[Collected data entries]
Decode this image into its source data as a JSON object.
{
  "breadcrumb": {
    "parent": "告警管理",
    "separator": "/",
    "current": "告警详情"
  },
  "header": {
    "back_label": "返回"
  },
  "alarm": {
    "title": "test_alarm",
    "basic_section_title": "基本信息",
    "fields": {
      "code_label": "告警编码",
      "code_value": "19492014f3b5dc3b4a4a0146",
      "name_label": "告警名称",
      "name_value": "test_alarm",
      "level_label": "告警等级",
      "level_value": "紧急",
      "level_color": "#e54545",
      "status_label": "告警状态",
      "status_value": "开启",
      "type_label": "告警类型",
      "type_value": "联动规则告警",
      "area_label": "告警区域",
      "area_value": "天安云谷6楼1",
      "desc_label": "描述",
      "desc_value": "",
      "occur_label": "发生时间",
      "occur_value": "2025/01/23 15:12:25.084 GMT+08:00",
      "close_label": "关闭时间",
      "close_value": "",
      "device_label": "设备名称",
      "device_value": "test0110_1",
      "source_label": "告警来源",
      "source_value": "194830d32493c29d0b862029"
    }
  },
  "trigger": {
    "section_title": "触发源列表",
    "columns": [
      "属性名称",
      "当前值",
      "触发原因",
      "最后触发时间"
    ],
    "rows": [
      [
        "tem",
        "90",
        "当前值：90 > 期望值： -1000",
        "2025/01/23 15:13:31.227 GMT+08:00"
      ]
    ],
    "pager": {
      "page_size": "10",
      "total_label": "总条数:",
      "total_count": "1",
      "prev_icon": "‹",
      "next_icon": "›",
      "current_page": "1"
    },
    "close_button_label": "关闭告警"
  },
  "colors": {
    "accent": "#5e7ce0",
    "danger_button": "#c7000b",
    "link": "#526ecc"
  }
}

WHAT YOU NEED TO DO
Quote each line of the data above exactly as written.

RESULT OF THIS TASK
Decode this image into its source data as a JSON object.
{
  "breadcrumb": {
    "parent": "告警管理",
    "separator": "/",
    "current": "告警详情"
  },
  "header": {
    "back_label": "返回"
  },
  "alarm": {
    "title": "test_alarm",
    "basic_section_title": "基本信息",
    "fields": {
      "code_label": "告警编码",
      "code_value": "19492014f3b5dc3b4a4a0146",
      "name_label": "告警名称",
      "name_value": "test_alarm",
      "level_label": "告警等级",
      "level_value": "紧急",
      "level_color": "#e54545",
      "status_label": "告警状态",
      "status_value": "开启",
      "type_label": "告警类型",
      "type_value": "联动规则告警",
      "area_label": "告警区域",
      "area_value": "天安云谷6楼1",
      "desc_label": "描述",
      "desc_value": "",
      "occur_label": "发生时间",
      "occur_value": "2025/01/23 15:12:25.084 GMT+08:00",
      "close_label": "关闭时间",
      "close_value": "",
      "device_label": "设备名称",
      "device_value": "test0110_1",
      "source_label": "告警来源",
      "source_value": "194830d32493c29d0b862029"
    }
  },
  "trigger": {
    "section_title": "触发源列表",
    "columns": [
      "属性名称",
      "当前值",
      "触发原因",
      "最后触发时间"
    ],
    "rows": [
      [
        "tem",
        "90",
        "当前值：90 > 期望值： -1000",
        "2025/01/23 15:13:31.227 GMT+08:00"
      ]
    ],
    "pager": {
      "page_size": "10",
      "total_label": "总条数:",
      "total_count": "1",
      "prev_icon": "‹",
      "next_icon": "›",
      "current_page": "1"
    },
    "close_button_label": "关闭告警"
  },
  "colors": {
    "accent": "#5e7ce0",
    "danger_button": "#c7000b",
    "link": "#526ecc"
  }
}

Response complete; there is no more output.